Directives =
- A) In the panel decision excerpt, which parts of allegation 1 did the Teacher admit?
- B) Return the part of the panel decision excerpt starting at "The Panel noted that the Teacher had" and ending at "a political entity.", copied word for word.

Document passage =
begin
The Panel noted that the Teacher had admitted some of the allegations, specifically allegation 1 (a) to (g). Accordingly, the Panel had already found this allegation proved by way of admission in accordance with Rule 1.7.21.

The Panel then considered allegation 2 which was not admitted, taking each section of allegation 1 in turn.

The Panel discussed the difference between ‘the average man in the street’ and ‘a reasonably and properly informed member of the public’, as the latter was to be the guide for their determination. The Panel considered that a properly informed member of the public would be informed of the definition of antisemitism relating to anti-Jewishness, and the use of Zionism as referring to the state of Israel as a political entity.

When considering allegation 2 insofar as it related to the post at allegation 1 (a), the Panel considered the evidence of Witness 2 and Witness 4 whom they regarded as credible and reliable witnesses. The Panel noted that the Teacher was not the original author of this post, and had ‘re-posted’ it on his own page. It considered that the remarks were targeted at the country of Israel rather than the Jewish people. The Panel considered a reasonably and properly informed member of the public would not consider the remarks an attack on the Jewish people, bearing in mind the distinction between anti-Zionism and antisemitism. The Panel determined that it was not satisfied that the remarks were of an antisemitic nature.
end
Recorded information =
begin
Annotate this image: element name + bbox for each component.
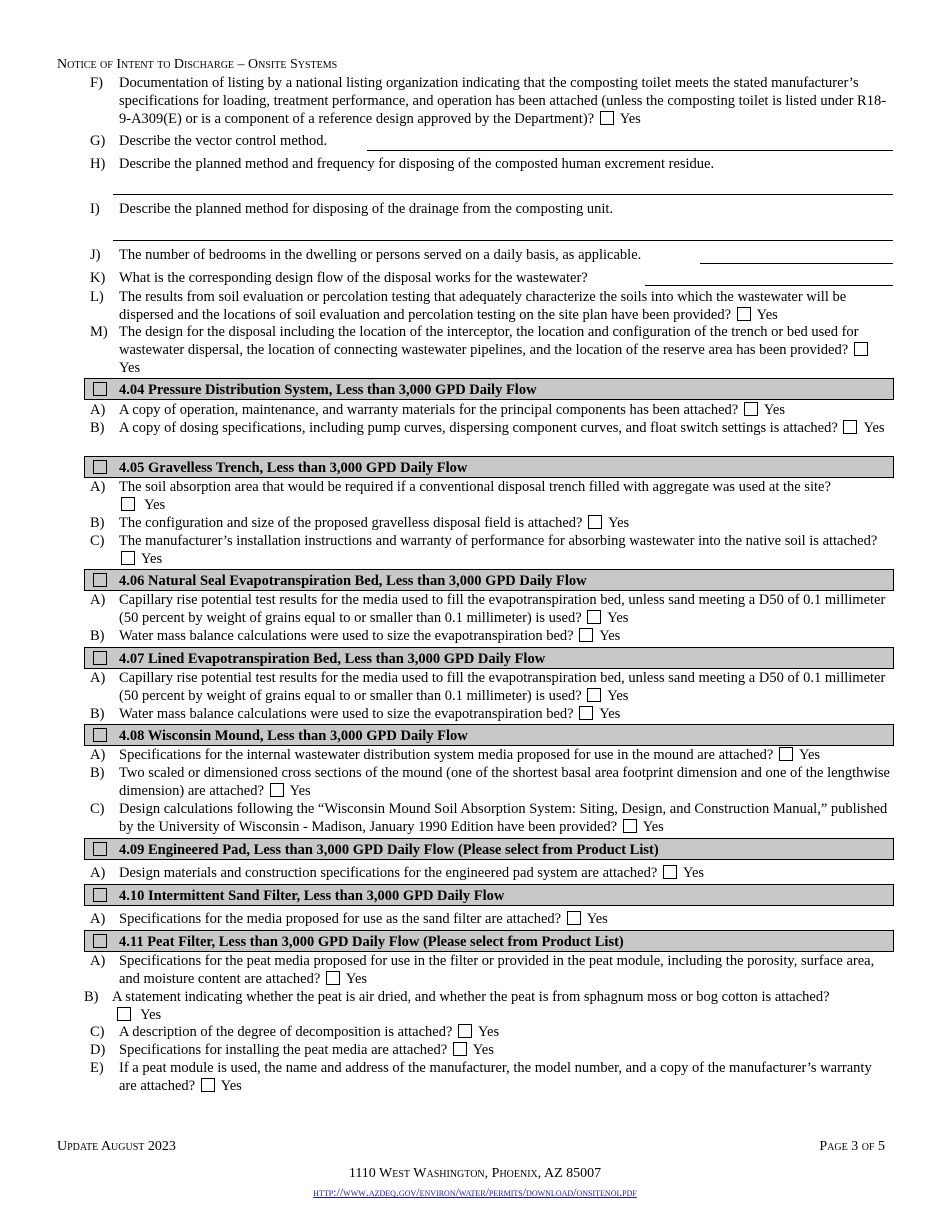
end
Task-by-task results =
- A) Allegation 1 (a) to (g).

- B)
The Panel noted that the Teacher had admitted some of the allegations, specifically allegation 1 (a) to (g). Accordingly, the Panel had already found this allegation proved by way of admission in accordance with Rule 1.7.21.

The Panel then considered allegation 2 which was not admitted, taking each section of allegation 1 in turn.

The Panel discussed the difference between ‘the average man in the street’ and ‘a reasonably and properly informed member of the public’, as the latter was to be the guide for their determination. The Panel considered that a properly informed member of the public would be informed of the definition of antisemitism relating to anti-Jewishness, and the use of Zionism as referring to the state of Israel as a political entity.